── EXTRACTED ENTRIES ──

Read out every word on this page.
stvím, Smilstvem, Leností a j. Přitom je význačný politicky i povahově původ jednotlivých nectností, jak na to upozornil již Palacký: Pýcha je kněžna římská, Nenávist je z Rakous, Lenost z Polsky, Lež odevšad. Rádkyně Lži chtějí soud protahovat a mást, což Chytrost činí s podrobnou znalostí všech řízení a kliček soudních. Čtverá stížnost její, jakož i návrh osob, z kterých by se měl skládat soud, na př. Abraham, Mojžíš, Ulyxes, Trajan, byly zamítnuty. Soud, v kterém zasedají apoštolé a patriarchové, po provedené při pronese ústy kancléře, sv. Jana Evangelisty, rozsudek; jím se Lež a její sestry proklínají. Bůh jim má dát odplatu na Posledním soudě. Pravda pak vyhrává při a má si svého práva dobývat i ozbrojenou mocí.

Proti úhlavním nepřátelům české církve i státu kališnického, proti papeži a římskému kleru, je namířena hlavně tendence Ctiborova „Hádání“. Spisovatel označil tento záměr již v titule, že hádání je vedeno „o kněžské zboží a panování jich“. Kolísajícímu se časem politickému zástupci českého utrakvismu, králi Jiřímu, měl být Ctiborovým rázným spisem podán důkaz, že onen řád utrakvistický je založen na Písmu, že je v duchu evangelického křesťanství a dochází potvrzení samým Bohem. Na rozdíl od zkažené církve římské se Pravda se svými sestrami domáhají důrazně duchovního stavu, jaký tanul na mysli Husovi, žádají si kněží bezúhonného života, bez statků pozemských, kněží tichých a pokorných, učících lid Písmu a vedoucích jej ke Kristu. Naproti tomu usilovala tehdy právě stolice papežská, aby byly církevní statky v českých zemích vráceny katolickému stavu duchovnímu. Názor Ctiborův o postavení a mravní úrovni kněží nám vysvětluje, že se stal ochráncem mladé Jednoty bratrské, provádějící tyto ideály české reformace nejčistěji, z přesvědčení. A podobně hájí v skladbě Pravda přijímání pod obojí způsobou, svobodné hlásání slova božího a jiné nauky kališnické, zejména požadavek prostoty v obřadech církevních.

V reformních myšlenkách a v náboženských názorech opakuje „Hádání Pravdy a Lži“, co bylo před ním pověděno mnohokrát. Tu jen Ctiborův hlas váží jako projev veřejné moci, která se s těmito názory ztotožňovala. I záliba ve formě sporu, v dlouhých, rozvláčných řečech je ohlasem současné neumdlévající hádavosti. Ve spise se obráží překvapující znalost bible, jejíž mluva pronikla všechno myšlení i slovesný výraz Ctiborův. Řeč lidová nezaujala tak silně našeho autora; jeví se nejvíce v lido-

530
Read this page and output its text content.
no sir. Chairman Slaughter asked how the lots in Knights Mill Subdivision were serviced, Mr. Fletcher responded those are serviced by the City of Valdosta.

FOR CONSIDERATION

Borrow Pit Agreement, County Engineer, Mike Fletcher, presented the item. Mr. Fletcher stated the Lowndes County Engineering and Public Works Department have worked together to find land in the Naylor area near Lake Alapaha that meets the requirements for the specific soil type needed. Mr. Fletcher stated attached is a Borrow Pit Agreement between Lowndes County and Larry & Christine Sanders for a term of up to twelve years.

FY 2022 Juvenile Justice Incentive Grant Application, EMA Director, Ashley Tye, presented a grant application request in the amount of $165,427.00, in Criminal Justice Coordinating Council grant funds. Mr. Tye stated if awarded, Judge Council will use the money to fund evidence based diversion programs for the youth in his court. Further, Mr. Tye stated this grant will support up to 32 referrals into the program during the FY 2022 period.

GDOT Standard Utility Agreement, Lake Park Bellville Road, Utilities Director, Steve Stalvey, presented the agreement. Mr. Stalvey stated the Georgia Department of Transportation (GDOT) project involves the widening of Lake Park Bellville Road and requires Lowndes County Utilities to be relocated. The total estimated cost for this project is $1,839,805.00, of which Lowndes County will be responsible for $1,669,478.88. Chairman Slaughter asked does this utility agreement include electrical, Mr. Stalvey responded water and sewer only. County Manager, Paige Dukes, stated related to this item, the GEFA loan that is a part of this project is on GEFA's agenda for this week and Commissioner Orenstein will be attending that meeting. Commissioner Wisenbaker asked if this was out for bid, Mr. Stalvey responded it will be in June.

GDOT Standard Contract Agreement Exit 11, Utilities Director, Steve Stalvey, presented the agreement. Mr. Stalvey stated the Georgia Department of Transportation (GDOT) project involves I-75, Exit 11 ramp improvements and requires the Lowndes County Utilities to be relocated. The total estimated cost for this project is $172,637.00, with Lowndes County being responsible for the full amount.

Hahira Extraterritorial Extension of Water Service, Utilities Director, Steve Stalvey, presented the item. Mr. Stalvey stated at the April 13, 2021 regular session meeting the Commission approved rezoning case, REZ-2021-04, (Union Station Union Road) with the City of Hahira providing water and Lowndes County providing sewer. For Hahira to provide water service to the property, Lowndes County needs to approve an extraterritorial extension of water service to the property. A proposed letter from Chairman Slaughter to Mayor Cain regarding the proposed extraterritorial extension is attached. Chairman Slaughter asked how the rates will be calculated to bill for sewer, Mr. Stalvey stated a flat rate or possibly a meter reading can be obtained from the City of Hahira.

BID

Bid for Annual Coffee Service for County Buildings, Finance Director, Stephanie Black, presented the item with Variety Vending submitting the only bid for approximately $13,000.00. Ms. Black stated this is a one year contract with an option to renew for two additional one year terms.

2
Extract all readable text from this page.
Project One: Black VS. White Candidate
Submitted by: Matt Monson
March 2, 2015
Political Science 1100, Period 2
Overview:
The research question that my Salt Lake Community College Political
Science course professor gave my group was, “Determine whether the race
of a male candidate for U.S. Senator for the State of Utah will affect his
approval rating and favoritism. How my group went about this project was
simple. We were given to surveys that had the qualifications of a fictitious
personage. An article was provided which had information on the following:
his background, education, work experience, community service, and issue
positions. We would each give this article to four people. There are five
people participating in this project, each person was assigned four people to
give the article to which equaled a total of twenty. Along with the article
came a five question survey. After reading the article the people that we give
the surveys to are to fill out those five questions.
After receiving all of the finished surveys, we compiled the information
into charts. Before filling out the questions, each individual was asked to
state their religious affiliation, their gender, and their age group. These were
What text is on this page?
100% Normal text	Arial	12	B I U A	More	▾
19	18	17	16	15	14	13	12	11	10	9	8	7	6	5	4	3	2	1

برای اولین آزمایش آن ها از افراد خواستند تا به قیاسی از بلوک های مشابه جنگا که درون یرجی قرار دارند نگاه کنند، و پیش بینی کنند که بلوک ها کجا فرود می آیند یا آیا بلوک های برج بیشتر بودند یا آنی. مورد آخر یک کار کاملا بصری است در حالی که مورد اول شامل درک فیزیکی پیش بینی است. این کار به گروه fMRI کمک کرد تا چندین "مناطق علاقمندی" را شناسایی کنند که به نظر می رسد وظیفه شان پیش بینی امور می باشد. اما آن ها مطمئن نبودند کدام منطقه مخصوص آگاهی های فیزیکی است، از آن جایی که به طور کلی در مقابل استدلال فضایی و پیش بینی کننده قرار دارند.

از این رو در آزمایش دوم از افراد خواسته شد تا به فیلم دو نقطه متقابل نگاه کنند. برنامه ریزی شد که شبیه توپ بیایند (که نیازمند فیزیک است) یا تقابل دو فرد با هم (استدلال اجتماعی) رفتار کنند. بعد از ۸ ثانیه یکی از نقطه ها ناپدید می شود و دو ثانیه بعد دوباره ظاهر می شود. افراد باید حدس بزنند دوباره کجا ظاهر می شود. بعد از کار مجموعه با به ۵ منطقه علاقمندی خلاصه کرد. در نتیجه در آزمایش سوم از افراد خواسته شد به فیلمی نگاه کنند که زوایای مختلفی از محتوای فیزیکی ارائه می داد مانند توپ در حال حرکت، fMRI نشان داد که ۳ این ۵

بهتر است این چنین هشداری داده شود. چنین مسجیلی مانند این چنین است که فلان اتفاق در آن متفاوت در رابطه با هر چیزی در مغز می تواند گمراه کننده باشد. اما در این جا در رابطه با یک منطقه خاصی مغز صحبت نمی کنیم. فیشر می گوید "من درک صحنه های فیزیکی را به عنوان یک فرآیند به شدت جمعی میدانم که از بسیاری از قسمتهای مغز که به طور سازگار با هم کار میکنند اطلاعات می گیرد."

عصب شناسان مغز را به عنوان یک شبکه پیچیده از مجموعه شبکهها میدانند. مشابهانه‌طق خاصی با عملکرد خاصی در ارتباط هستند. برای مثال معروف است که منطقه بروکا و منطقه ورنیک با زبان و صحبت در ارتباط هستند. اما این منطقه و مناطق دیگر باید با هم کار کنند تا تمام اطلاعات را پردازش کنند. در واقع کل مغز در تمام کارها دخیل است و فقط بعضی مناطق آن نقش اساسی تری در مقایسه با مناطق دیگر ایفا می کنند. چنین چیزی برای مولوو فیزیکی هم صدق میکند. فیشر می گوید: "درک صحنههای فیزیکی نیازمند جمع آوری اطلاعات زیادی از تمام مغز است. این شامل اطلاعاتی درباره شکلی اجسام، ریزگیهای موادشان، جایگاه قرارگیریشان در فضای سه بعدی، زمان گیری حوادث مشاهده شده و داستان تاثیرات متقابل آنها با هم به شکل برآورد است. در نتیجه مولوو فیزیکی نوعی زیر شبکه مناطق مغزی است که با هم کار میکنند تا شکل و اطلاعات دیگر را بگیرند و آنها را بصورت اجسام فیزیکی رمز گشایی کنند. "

───

■ **DIRECTION**
Copy out every line in the listing where the word "information" appears.

■ **FULL RESPONSE**
personage. An article was provided which had information on the following:
After receiving all of the finished surveys, we compiled the information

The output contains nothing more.